RECORDS =
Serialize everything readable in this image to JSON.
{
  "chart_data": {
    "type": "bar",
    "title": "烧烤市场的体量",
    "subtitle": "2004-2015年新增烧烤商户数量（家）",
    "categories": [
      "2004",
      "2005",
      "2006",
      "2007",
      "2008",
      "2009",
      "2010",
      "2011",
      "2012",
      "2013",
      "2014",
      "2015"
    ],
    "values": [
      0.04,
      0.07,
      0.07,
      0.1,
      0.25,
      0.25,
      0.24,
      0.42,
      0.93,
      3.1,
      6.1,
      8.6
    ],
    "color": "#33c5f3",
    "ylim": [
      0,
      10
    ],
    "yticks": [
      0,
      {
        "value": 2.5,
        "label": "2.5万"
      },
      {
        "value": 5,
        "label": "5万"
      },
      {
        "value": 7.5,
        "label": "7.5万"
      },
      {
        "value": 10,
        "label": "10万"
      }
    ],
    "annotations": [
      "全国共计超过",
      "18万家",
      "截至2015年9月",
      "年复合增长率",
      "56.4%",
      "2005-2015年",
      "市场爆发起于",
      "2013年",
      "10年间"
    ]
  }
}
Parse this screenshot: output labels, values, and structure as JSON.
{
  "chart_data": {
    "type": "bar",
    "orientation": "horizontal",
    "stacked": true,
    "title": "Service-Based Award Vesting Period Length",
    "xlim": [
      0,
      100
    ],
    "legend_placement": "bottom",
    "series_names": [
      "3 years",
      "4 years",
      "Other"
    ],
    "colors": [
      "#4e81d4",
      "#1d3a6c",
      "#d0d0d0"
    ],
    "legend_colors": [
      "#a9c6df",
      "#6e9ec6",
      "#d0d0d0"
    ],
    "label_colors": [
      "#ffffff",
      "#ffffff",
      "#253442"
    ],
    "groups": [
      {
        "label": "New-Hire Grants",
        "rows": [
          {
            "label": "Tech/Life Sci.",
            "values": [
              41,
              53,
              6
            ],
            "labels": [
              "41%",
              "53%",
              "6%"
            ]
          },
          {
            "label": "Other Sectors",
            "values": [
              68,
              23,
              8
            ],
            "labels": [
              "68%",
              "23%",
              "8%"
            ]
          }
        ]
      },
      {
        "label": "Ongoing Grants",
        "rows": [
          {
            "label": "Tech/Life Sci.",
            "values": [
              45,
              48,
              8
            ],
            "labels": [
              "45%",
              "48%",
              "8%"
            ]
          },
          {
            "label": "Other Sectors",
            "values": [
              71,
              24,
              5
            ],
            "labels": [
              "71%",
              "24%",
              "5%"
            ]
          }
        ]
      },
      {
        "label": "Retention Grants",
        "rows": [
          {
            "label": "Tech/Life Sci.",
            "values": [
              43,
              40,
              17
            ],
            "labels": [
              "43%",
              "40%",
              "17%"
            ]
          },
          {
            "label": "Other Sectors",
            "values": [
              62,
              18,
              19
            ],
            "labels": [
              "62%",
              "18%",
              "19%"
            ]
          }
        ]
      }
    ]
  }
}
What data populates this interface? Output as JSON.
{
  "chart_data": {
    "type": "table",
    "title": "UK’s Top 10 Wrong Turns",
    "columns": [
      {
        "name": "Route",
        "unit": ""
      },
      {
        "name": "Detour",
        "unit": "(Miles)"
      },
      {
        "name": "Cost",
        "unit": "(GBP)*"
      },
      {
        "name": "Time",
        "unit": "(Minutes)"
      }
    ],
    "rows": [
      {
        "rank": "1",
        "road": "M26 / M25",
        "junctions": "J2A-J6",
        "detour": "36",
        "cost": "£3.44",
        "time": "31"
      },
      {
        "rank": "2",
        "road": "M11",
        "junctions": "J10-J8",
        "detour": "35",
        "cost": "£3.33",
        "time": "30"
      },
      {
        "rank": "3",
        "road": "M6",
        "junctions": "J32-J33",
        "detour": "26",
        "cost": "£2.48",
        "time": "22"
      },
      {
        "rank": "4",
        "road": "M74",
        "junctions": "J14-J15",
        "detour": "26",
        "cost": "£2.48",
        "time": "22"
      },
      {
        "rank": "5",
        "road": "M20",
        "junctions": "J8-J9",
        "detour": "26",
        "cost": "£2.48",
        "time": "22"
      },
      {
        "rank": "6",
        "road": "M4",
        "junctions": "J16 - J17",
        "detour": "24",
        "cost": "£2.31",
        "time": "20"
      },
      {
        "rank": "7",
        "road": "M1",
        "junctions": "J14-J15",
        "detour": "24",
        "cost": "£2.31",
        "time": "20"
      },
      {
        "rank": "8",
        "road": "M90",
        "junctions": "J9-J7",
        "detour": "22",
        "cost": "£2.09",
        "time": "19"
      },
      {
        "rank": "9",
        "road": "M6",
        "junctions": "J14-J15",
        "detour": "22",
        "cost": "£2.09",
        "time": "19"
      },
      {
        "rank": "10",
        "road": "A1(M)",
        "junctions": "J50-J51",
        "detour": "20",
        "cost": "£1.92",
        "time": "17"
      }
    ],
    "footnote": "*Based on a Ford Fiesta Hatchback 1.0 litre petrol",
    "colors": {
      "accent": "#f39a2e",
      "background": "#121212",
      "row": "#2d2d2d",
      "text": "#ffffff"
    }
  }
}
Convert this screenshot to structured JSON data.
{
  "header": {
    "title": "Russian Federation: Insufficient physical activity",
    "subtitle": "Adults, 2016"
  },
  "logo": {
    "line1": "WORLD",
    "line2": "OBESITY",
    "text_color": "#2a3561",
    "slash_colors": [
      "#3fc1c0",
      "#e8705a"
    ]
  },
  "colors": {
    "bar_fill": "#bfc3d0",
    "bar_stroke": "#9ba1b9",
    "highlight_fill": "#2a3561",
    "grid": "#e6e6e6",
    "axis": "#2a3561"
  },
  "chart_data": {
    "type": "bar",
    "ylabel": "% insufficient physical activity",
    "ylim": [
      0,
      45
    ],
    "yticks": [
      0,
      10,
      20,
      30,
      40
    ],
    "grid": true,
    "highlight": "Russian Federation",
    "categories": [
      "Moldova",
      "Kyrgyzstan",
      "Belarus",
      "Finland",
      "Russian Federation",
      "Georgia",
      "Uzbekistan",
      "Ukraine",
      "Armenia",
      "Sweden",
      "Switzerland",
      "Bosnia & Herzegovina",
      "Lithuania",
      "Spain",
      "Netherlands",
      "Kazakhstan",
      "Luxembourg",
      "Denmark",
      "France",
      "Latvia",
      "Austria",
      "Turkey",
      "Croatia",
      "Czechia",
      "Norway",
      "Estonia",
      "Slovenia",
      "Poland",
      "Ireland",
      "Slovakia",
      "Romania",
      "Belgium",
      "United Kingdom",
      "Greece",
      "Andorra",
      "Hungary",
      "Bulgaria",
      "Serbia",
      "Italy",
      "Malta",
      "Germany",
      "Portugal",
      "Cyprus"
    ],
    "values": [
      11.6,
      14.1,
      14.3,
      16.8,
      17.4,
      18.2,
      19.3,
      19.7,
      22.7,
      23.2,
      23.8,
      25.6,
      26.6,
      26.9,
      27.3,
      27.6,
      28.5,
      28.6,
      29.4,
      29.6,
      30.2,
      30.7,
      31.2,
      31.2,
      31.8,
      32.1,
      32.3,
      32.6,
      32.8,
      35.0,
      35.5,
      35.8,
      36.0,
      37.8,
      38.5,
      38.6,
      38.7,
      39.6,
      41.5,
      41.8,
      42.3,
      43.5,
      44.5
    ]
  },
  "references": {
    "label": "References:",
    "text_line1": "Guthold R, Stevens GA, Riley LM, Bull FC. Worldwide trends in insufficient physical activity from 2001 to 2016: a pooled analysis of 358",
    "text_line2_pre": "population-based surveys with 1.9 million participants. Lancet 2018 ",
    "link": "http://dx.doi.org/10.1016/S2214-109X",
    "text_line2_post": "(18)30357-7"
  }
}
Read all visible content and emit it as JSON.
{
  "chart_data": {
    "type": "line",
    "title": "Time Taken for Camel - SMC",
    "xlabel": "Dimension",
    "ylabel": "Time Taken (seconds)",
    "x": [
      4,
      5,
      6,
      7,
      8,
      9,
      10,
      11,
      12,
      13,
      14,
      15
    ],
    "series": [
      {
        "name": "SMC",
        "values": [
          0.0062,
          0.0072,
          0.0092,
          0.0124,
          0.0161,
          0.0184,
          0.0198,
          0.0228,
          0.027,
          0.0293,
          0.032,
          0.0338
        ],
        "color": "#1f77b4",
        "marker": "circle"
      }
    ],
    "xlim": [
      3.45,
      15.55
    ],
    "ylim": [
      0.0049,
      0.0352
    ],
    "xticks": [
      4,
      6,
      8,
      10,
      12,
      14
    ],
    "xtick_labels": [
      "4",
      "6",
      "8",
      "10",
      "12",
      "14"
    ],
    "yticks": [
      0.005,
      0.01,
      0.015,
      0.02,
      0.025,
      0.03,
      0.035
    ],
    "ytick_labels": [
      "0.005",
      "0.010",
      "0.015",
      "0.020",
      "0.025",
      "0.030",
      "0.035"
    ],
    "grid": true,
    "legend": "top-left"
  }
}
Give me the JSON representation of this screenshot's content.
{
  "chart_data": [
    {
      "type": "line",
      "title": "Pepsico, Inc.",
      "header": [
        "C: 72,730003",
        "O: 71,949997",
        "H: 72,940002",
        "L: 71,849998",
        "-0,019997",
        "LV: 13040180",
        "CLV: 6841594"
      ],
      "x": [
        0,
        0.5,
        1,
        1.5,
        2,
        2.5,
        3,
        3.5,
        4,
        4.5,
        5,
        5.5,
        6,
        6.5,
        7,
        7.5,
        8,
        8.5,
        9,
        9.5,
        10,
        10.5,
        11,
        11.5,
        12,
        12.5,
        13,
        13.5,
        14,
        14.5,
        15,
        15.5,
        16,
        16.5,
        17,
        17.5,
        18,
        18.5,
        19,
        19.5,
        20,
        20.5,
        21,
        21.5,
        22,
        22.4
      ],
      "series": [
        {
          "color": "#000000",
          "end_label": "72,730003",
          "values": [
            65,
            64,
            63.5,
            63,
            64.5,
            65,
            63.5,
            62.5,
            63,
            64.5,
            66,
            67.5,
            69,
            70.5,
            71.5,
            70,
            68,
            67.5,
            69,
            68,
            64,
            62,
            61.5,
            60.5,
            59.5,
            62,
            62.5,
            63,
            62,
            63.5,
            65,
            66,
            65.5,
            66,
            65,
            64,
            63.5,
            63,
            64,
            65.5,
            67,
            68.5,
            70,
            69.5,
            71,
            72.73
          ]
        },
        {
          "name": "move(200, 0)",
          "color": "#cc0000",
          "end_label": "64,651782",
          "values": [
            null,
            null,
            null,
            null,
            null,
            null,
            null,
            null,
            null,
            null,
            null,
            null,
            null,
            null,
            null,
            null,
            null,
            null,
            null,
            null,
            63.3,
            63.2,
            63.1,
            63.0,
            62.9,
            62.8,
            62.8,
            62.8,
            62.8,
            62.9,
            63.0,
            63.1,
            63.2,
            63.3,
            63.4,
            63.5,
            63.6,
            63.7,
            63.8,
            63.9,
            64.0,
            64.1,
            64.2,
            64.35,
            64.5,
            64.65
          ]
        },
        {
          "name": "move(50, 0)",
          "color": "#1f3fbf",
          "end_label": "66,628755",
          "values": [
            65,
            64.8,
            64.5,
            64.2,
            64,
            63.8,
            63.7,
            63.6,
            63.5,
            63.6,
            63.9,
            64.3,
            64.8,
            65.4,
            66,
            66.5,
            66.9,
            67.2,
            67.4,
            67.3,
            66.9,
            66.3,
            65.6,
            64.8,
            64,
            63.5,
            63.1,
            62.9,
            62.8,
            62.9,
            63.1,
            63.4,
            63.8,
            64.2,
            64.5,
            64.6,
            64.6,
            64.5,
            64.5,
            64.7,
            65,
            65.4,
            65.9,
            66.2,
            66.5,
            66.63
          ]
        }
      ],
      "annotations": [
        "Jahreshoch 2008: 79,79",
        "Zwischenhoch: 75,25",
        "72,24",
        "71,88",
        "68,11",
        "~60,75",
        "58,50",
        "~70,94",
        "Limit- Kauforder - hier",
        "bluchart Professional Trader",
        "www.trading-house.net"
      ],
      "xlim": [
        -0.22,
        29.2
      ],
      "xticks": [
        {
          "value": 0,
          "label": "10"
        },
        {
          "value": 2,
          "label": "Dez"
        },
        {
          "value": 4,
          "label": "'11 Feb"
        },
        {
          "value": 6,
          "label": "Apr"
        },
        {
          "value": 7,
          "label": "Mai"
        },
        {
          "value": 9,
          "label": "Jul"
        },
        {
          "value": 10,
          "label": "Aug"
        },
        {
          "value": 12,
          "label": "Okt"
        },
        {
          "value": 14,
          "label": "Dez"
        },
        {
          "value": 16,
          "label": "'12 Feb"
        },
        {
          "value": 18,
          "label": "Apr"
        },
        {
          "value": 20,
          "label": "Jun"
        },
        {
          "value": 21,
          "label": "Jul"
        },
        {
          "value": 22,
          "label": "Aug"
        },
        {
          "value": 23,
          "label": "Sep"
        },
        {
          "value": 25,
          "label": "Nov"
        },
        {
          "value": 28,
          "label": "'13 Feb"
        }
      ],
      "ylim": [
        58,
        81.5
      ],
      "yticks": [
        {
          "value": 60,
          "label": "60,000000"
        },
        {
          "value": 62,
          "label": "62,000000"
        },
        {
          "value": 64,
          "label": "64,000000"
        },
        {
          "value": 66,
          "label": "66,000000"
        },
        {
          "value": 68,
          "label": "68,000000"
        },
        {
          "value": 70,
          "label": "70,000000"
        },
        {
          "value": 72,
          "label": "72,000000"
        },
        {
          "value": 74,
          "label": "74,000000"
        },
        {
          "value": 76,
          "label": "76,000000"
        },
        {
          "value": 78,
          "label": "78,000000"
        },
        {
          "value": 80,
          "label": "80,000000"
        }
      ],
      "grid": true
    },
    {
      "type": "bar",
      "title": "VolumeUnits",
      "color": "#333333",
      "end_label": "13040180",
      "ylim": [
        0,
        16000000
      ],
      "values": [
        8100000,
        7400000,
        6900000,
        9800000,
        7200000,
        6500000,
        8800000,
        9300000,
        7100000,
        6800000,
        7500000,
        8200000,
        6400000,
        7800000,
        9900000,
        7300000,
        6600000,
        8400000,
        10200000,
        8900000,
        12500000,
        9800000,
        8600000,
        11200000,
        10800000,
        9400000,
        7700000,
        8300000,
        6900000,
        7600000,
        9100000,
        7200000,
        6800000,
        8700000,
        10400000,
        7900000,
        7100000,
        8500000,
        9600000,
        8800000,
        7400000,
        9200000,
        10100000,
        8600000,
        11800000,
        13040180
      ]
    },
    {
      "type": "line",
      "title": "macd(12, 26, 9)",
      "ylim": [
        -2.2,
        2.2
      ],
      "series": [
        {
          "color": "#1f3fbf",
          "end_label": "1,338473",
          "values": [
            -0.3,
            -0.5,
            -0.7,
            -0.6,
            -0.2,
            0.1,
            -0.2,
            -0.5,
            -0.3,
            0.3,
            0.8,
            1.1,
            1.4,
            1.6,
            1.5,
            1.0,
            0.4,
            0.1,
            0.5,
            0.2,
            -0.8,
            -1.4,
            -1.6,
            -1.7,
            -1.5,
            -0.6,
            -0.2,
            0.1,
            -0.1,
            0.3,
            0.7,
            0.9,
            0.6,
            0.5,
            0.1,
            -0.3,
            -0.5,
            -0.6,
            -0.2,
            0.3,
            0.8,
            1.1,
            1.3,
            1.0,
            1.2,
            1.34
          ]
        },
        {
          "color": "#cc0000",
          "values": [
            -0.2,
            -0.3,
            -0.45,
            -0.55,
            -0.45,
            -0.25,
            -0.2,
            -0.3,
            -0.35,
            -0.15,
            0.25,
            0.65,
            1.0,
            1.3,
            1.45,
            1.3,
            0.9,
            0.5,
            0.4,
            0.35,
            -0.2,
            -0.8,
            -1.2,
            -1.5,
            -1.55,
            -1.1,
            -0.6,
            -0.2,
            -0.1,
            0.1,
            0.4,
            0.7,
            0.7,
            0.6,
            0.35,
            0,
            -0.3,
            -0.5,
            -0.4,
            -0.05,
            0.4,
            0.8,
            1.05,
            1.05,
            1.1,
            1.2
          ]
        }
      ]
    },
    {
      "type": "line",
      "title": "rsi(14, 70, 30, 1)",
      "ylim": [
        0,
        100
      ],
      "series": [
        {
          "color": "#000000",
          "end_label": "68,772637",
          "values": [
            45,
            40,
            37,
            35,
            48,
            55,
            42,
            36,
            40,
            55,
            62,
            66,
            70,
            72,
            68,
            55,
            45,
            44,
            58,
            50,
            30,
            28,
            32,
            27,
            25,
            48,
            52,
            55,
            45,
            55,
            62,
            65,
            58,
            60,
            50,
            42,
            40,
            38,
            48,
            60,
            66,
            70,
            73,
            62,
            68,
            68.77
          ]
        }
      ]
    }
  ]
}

INSTRUCTIONS TO FOLLOW = From the listing above, report the number of lines containing the string "Grants", without any accompanying remarks.

SOLUTION TO THE PROBLEM = 3